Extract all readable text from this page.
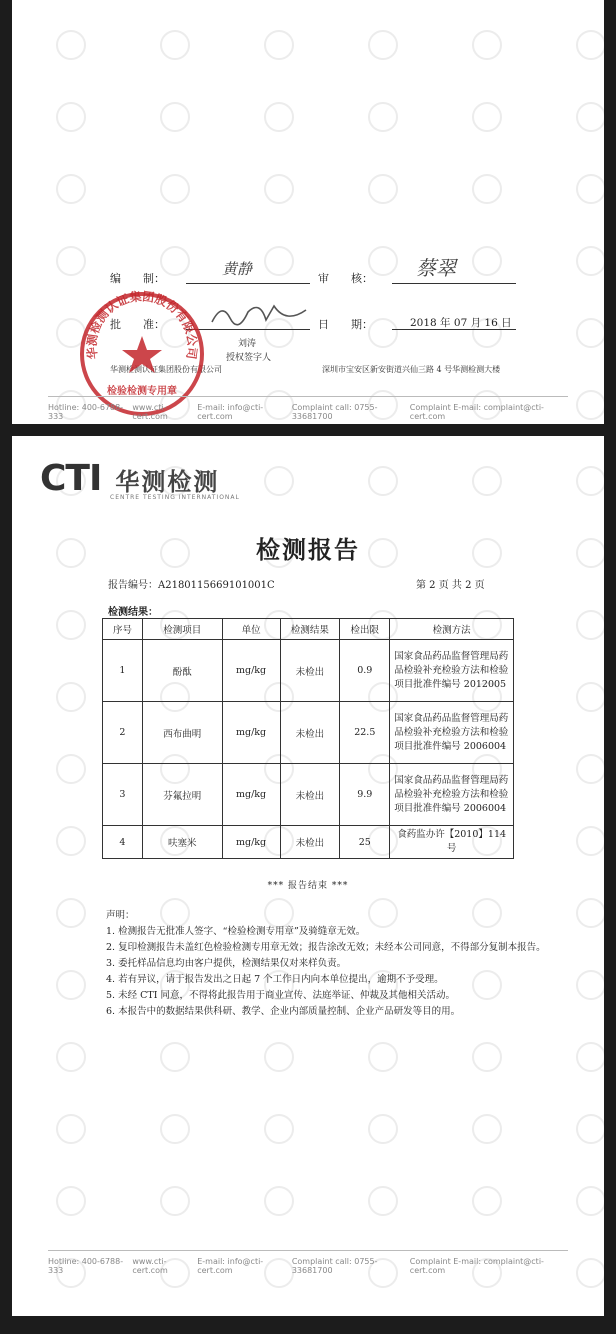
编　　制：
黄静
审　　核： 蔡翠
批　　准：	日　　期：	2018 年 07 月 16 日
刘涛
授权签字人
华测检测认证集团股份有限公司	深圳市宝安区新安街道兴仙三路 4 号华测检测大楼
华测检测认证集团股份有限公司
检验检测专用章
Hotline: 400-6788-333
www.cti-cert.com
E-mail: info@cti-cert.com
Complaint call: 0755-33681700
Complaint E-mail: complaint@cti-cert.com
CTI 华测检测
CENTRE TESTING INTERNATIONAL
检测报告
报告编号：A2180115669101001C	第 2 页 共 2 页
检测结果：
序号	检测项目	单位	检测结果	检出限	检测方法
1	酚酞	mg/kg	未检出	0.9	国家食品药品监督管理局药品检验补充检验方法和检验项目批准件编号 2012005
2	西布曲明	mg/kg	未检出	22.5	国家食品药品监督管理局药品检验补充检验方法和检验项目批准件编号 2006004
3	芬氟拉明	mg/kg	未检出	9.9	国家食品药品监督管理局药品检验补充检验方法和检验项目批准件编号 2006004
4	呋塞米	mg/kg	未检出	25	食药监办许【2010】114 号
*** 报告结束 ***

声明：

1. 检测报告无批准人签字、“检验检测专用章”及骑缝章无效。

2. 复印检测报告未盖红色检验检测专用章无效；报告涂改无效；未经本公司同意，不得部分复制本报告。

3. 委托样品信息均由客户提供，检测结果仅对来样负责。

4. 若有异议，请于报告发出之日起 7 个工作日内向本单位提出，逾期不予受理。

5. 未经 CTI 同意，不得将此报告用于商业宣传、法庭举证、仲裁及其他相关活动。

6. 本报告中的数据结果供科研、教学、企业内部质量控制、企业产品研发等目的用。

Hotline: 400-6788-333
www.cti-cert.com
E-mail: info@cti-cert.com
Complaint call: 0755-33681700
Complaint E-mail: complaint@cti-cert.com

--

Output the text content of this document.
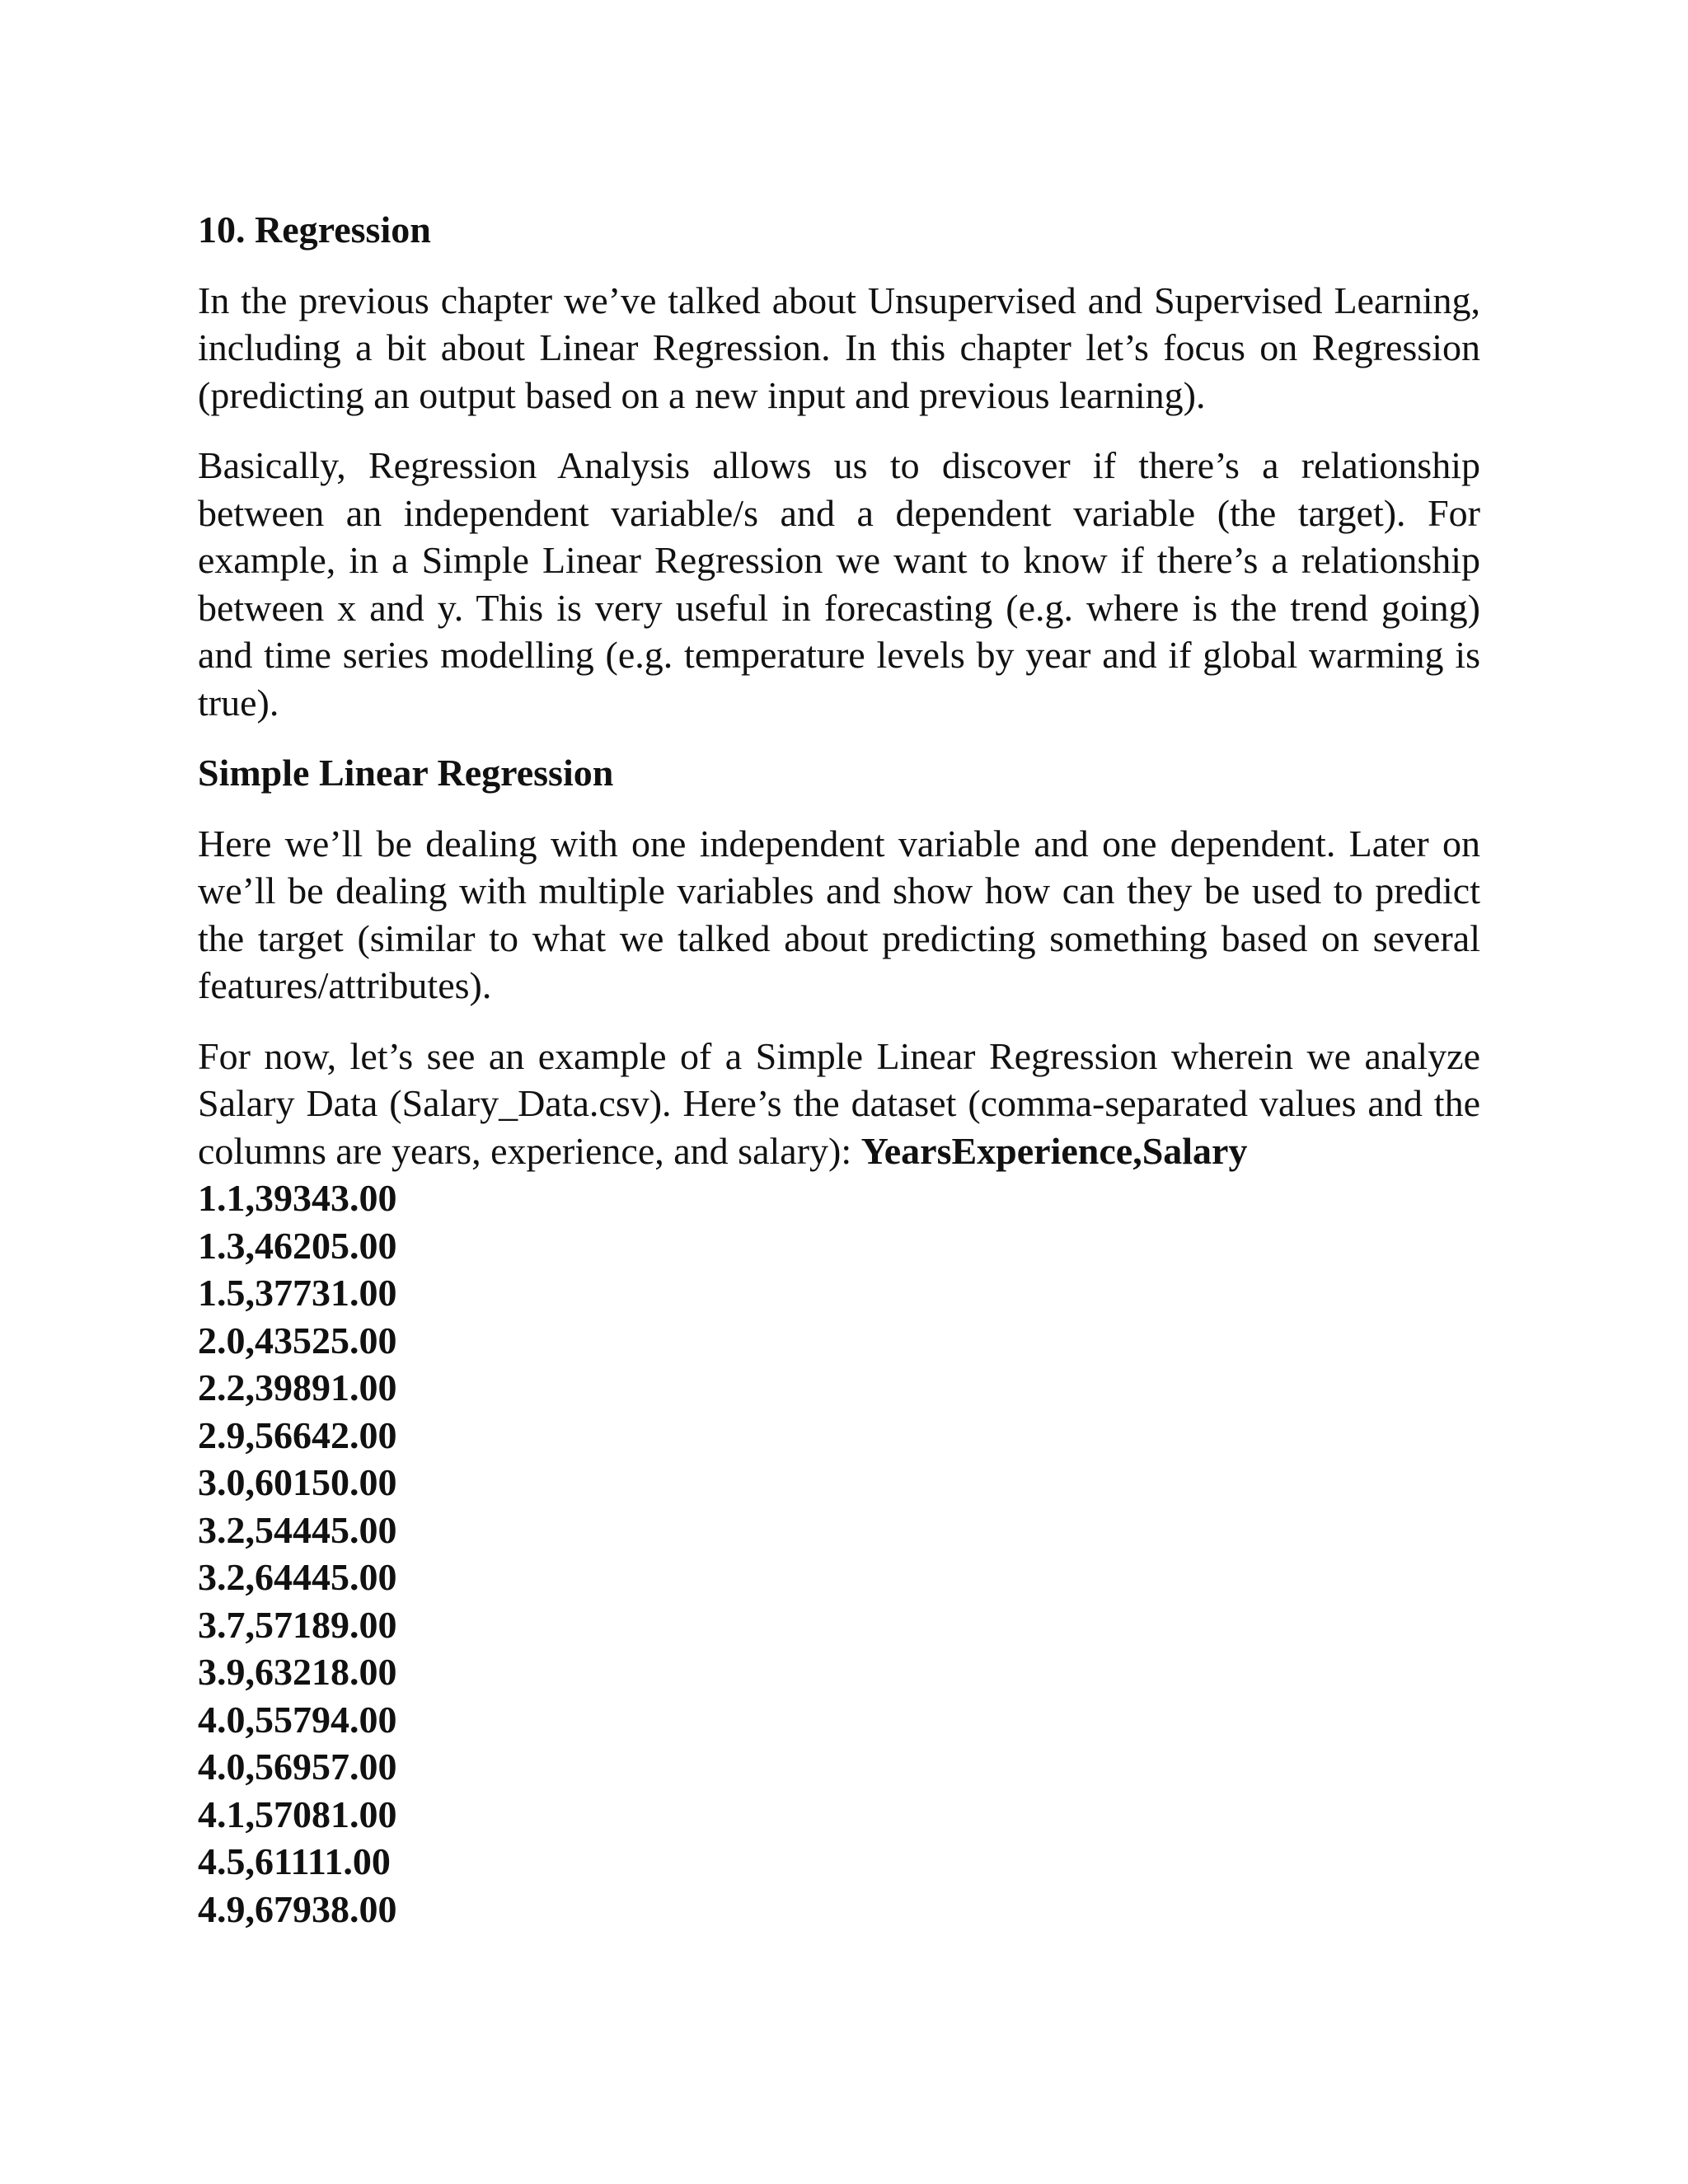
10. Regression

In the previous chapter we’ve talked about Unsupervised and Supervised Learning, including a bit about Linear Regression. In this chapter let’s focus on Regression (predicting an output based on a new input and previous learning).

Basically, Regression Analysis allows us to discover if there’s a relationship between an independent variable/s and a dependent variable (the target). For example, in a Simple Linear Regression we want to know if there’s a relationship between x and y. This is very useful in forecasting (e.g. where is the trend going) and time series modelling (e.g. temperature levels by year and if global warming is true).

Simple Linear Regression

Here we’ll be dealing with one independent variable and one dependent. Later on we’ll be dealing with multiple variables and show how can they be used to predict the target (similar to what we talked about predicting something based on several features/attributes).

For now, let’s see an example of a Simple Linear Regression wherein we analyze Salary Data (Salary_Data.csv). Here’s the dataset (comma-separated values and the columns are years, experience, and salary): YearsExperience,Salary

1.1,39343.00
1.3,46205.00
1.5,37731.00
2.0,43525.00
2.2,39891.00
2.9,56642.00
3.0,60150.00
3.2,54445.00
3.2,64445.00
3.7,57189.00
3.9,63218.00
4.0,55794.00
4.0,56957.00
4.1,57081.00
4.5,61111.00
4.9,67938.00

Problem description: Go through the listing above and work out how many lines contain the string "predicting". Reply with the number alone.

Solved exercise: 2